— start of Raw records —

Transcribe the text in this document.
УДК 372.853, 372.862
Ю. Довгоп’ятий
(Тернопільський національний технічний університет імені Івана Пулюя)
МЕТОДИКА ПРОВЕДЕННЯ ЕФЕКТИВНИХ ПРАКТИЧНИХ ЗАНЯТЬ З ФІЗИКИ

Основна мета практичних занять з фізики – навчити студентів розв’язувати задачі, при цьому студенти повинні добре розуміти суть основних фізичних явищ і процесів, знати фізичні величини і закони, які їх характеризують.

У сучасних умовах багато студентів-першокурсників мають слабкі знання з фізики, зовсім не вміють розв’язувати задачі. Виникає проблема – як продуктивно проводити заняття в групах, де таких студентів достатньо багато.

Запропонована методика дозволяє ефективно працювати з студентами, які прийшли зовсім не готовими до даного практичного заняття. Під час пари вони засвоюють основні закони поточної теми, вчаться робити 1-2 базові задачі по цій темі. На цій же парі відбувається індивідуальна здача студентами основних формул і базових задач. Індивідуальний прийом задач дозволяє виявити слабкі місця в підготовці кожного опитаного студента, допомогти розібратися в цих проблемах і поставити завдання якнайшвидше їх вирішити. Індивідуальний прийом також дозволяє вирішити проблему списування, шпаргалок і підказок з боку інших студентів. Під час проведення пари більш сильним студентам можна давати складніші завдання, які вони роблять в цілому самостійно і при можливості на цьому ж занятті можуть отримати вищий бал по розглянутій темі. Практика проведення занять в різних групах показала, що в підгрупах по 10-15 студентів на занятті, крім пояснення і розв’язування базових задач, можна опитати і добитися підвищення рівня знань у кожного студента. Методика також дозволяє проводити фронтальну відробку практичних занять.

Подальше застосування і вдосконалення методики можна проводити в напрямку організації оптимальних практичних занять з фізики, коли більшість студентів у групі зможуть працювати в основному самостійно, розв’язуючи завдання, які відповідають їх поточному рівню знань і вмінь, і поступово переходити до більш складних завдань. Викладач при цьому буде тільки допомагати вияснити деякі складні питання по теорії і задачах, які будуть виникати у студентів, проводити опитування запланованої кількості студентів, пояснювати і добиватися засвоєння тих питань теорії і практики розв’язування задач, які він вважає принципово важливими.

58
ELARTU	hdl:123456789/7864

— end of Raw records —

- Work instructions
Quote the data above in full, changing nothing.

- Result of this task
Transcribe the text in this document.
УДК 372.853, 372.862
Ю. Довгоп’ятий
(Тернопільський національний технічний університет імені Івана Пулюя)
МЕТОДИКА ПРОВЕДЕННЯ ЕФЕКТИВНИХ ПРАКТИЧНИХ ЗАНЯТЬ З ФІЗИКИ

Основна мета практичних занять з фізики – навчити студентів розв’язувати задачі, при цьому студенти повинні добре розуміти суть основних фізичних явищ і процесів, знати фізичні величини і закони, які їх характеризують.

У сучасних умовах багато студентів-першокурсників мають слабкі знання з фізики, зовсім не вміють розв’язувати задачі. Виникає проблема – як продуктивно проводити заняття в групах, де таких студентів достатньо багато.

Запропонована методика дозволяє ефективно працювати з студентами, які прийшли зовсім не готовими до даного практичного заняття. Під час пари вони засвоюють основні закони поточної теми, вчаться робити 1-2 базові задачі по цій темі. На цій же парі відбувається індивідуальна здача студентами основних формул і базових задач. Індивідуальний прийом задач дозволяє виявити слабкі місця в підготовці кожного опитаного студента, допомогти розібратися в цих проблемах і поставити завдання якнайшвидше їх вирішити. Індивідуальний прийом також дозволяє вирішити проблему списування, шпаргалок і підказок з боку інших студентів. Під час проведення пари більш сильним студентам можна давати складніші завдання, які вони роблять в цілому самостійно і при можливості на цьому ж занятті можуть отримати вищий бал по розглянутій темі. Практика проведення занять в різних групах показала, що в підгрупах по 10-15 студентів на занятті, крім пояснення і розв’язування базових задач, можна опитати і добитися підвищення рівня знань у кожного студента. Методика також дозволяє проводити фронтальну відробку практичних занять.

Подальше застосування і вдосконалення методики можна проводити в напрямку організації оптимальних практичних занять з фізики, коли більшість студентів у групі зможуть працювати в основному самостійно, розв’язуючи завдання, які відповідають їх поточному рівню знань і вмінь, і поступово переходити до більш складних завдань. Викладач при цьому буде тільки допомагати вияснити деякі складні питання по теорії і задачах, які будуть виникати у студентів, проводити опитування запланованої кількості студентів, пояснювати і добиватися засвоєння тих питань теорії і практики розв’язування задач, які він вважає принципово важливими.

58
ELARTU	hdl:123456789/7864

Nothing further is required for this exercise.